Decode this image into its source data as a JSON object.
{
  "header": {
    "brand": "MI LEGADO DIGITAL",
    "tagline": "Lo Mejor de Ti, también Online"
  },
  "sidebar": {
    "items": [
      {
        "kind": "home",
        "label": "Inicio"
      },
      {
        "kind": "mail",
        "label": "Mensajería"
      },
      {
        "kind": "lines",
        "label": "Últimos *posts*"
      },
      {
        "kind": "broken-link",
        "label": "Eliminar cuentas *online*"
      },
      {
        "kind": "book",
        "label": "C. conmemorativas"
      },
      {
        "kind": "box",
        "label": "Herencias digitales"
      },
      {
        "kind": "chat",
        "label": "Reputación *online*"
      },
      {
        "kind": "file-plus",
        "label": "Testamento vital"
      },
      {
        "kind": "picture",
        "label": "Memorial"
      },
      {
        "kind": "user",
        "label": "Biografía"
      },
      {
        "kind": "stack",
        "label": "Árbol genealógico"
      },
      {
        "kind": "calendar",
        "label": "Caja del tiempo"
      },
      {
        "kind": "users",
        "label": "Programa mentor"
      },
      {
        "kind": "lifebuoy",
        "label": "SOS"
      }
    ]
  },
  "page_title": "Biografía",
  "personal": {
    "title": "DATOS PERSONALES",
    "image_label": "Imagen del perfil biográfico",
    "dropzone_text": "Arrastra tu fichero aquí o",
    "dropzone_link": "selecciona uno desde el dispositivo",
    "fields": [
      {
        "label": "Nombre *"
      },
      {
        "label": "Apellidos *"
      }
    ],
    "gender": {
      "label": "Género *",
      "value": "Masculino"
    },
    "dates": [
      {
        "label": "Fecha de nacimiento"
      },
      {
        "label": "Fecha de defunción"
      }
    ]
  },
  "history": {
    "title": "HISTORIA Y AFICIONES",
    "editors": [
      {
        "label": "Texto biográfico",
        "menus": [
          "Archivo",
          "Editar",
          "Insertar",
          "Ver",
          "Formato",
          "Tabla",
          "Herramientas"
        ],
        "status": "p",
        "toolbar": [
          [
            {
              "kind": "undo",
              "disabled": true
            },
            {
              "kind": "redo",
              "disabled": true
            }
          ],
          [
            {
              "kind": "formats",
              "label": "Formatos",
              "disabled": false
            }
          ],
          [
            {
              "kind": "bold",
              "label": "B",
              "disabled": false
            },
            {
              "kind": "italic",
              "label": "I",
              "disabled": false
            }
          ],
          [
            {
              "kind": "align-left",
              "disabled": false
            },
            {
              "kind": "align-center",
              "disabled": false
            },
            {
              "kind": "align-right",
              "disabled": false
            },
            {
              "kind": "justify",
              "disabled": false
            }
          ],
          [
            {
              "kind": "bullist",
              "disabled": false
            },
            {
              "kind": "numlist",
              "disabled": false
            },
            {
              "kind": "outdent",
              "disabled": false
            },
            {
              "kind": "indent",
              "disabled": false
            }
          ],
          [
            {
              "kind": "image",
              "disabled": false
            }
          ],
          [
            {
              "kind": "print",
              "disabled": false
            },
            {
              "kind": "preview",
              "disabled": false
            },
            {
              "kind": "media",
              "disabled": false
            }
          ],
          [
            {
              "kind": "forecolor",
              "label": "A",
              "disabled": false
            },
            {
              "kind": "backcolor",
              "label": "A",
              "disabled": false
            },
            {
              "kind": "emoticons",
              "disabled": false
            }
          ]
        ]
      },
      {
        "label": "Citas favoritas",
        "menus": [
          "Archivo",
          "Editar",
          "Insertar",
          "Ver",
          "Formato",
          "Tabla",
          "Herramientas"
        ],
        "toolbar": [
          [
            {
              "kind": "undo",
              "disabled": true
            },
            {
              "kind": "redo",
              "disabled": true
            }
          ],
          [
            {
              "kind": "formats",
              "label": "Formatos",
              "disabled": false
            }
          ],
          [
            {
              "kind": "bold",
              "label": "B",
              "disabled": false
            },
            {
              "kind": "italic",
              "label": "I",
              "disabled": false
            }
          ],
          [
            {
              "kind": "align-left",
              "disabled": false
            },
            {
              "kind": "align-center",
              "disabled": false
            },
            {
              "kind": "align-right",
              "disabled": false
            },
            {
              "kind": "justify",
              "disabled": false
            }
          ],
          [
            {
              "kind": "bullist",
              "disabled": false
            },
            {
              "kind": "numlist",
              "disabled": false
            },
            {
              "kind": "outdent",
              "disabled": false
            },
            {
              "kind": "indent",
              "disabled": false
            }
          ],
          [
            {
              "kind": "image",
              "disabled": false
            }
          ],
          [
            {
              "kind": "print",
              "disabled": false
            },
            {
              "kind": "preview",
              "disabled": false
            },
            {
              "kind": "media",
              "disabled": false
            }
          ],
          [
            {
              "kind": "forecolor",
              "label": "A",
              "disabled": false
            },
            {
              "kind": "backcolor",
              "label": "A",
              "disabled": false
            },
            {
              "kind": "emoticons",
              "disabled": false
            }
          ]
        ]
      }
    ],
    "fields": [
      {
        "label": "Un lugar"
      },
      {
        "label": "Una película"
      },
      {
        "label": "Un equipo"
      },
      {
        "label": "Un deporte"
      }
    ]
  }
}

* **Problem description**: Lines from the records above that hold "Fecha" are the ones to list.

* **Answer to this task**:
        "label": "Fecha de nacimiento"
        "label": "Fecha de defunción"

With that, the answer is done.